Below are the records. List every line holding the word "nРоссией".

>> Start Records to process

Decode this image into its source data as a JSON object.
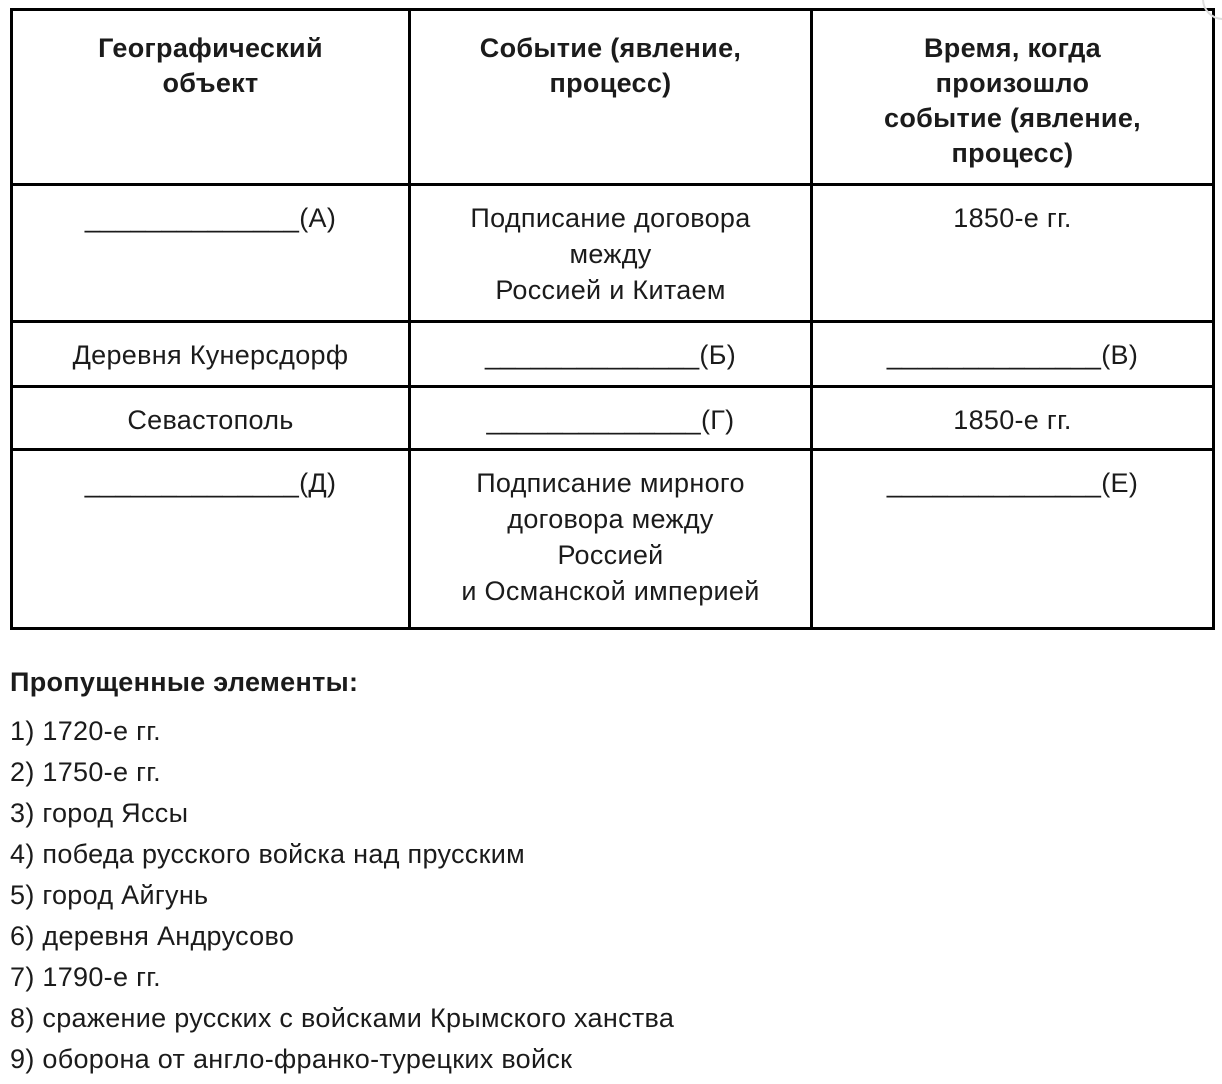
{
  "table": {
    "headers": [
      "Географический\nобъект",
      "Событие (явление,\nпроцесс)",
      "Время, когда\nпроизошло\nсобытие (явление,\nпроцесс)"
    ],
    "rows": [
      [
        "______________(А)",
        "Подписание договора\nмежду\nРоссией и Китаем",
        "1850-е гг."
      ],
      [
        "Деревня Кунерсдорф",
        "______________(Б)",
        "______________(В)"
      ],
      [
        "Севастополь",
        "______________(Г)",
        "1850-е гг."
      ],
      [
        "______________(Д)",
        "Подписание мирного\nдоговора между\nРоссией\nи Османской империей",
        "______________(Е)"
      ]
    ]
  },
  "missing_elements": {
    "title": "Пропущенные элементы:",
    "items": [
      "1) 1720-е гг.",
      "2) 1750-е гг.",
      "3) город Яссы",
      "4) победа русского войска над прусским",
      "5) город Айгунь",
      "6) деревня Андрусово",
      "7) 1790-е гг.",
      "8) сражение русских с войсками Крымского ханства",
      "9) оборона от англо-франко-турецких войск"
    ]
  },
  "colors": {
    "text": "#1b1b1b",
    "border": "#000000",
    "background": "#ffffff"
  }
}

>> End Records to process

- _Written response_:
        "Подписание договора\nмежду\nРоссией и Китаем",
        "Подписание мирного\nдоговора между\nРоссией\nи Османской империей",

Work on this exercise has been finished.